## START Source data

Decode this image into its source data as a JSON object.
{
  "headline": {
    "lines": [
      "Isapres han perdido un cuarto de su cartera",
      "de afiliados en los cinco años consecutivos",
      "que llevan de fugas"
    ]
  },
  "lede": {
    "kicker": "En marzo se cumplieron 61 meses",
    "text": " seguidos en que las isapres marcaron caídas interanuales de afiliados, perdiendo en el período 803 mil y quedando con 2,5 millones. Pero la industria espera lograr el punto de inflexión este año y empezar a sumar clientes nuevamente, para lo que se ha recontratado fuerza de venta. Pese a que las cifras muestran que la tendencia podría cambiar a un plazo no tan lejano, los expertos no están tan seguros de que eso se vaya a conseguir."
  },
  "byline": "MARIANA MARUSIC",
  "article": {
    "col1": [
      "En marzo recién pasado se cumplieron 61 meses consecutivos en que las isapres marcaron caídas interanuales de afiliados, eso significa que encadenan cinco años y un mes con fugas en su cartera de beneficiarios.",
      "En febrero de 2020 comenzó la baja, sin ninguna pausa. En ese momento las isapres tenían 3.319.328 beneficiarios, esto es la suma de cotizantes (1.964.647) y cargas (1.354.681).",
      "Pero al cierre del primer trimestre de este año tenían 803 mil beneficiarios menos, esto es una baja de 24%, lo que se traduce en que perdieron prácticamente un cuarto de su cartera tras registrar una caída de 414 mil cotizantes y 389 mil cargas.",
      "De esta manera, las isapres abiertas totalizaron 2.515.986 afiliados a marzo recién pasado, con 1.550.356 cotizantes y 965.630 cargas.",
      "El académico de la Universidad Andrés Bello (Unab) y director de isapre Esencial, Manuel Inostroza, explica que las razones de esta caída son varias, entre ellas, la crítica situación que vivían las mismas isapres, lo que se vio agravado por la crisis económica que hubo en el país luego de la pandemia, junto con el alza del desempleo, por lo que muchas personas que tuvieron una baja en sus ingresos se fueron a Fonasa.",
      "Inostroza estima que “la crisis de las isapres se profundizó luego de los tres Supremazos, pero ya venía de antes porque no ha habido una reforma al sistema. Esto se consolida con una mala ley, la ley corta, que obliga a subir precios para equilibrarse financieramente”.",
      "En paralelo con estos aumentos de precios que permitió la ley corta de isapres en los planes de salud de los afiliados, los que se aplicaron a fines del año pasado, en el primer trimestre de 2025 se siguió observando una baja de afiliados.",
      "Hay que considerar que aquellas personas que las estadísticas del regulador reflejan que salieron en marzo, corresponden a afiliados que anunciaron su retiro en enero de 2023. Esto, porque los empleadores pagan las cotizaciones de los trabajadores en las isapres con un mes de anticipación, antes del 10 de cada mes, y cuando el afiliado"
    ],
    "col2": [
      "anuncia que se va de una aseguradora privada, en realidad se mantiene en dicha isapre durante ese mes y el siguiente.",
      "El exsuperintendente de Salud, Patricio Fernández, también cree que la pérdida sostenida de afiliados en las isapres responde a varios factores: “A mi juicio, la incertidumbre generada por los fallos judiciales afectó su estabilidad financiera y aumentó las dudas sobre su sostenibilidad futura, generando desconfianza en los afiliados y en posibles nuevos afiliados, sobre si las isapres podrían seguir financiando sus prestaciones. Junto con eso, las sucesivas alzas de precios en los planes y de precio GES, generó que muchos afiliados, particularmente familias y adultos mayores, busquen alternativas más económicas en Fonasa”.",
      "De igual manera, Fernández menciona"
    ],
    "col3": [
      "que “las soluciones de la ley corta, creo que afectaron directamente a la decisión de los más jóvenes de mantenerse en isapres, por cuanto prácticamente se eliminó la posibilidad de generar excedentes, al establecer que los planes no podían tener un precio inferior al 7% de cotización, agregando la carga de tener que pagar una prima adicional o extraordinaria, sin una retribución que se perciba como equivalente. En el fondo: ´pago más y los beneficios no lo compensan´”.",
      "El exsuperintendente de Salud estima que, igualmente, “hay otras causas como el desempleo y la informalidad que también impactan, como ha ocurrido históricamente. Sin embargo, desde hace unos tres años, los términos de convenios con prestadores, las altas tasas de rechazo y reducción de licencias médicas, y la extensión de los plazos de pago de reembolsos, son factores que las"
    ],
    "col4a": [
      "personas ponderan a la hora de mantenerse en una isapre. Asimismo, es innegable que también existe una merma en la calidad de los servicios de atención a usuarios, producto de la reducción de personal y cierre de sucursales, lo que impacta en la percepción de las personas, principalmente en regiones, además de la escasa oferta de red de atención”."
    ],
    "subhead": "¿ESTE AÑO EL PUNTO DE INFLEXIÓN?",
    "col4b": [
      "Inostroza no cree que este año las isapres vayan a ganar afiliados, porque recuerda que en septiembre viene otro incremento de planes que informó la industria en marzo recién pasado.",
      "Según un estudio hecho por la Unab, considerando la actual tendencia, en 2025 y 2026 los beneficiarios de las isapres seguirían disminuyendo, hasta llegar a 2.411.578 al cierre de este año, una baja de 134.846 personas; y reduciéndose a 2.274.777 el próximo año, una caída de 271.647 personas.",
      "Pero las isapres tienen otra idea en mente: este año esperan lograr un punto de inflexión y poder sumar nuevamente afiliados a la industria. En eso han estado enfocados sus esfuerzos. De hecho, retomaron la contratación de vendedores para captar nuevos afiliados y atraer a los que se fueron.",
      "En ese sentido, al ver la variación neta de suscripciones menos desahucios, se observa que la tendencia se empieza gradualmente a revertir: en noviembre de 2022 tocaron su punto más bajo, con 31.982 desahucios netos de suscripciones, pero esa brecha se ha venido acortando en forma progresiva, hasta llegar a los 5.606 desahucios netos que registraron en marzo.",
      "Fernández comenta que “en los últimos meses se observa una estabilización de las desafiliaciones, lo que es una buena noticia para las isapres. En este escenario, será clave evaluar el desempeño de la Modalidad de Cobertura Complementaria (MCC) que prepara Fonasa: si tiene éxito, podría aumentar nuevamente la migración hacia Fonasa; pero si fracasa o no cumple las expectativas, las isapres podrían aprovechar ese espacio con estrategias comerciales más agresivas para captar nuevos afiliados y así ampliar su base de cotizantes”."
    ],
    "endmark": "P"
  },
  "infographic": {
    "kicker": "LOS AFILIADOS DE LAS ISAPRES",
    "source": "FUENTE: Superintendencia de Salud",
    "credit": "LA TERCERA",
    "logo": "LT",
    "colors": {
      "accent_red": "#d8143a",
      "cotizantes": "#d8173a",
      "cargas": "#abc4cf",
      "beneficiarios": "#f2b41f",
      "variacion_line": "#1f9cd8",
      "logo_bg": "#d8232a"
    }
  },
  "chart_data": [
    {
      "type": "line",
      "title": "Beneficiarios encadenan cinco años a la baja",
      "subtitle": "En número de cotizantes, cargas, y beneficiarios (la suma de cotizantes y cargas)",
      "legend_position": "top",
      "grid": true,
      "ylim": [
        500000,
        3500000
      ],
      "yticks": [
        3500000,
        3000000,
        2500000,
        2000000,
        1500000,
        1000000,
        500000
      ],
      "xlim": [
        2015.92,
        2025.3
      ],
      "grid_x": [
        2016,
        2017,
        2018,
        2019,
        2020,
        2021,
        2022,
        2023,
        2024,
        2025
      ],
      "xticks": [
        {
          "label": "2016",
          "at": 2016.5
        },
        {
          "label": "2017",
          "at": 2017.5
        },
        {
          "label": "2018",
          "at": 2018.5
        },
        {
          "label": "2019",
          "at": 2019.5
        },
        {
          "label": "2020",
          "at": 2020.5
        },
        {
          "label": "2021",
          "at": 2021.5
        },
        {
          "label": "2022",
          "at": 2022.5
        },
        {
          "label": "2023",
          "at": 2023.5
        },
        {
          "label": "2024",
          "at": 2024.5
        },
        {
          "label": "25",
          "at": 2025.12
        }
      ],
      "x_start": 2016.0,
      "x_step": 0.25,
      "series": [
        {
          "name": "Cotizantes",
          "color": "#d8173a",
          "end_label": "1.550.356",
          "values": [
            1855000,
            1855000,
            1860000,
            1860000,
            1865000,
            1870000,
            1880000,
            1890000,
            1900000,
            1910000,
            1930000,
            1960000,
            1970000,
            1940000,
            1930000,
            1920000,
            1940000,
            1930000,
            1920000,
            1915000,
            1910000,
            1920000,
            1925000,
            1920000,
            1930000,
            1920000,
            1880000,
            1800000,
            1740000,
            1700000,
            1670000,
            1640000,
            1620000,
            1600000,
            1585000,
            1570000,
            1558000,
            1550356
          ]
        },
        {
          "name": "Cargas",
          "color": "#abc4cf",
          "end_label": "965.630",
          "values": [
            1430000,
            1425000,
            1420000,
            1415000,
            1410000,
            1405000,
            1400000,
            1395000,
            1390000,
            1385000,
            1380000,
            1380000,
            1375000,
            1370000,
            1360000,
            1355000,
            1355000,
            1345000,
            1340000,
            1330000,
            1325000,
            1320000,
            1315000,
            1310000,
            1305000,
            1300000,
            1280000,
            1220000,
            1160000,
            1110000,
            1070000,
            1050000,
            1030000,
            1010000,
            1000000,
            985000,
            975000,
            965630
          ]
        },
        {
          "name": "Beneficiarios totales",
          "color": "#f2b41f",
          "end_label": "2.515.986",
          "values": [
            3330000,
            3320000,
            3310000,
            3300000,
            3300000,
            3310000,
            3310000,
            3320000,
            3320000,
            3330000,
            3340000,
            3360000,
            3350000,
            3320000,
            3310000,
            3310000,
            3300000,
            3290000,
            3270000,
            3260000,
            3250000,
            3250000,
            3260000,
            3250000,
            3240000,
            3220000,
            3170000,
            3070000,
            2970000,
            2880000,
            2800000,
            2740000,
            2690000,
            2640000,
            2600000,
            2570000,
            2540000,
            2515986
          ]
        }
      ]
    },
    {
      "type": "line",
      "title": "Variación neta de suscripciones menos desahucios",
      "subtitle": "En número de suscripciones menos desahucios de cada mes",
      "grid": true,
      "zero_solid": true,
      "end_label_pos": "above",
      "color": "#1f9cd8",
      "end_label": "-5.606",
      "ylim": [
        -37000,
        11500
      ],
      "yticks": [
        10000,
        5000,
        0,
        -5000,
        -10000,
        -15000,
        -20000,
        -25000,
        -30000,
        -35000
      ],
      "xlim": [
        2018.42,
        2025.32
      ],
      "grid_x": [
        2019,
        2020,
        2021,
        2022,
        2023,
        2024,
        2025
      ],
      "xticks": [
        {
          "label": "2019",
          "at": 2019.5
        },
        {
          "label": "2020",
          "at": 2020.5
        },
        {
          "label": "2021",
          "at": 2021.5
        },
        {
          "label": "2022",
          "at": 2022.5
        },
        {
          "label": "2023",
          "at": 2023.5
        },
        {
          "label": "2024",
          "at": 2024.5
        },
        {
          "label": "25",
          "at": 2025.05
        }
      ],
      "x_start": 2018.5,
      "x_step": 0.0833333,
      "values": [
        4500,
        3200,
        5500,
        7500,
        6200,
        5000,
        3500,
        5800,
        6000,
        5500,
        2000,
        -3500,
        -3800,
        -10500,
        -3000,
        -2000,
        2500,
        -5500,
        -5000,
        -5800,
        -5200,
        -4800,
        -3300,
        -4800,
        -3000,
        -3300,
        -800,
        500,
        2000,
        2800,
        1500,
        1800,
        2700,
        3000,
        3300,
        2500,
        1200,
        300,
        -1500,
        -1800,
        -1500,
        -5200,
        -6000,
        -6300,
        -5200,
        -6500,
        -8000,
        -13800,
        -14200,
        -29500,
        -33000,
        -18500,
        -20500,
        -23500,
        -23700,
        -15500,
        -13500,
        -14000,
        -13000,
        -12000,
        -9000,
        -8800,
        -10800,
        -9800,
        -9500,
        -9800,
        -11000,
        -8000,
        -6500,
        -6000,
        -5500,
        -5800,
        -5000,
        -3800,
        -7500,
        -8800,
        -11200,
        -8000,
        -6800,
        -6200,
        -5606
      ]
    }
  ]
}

## END Source data

Using the records above, find and show each line with the string "manera".

● **Final result**:
      "De esta manera, las isapres abiertas totalizaron 2.515.986 afiliados a marzo recién pasado, con 1.550.356 cotizantes y 965.630 cargas.",
      "De igual manera, Fernández menciona"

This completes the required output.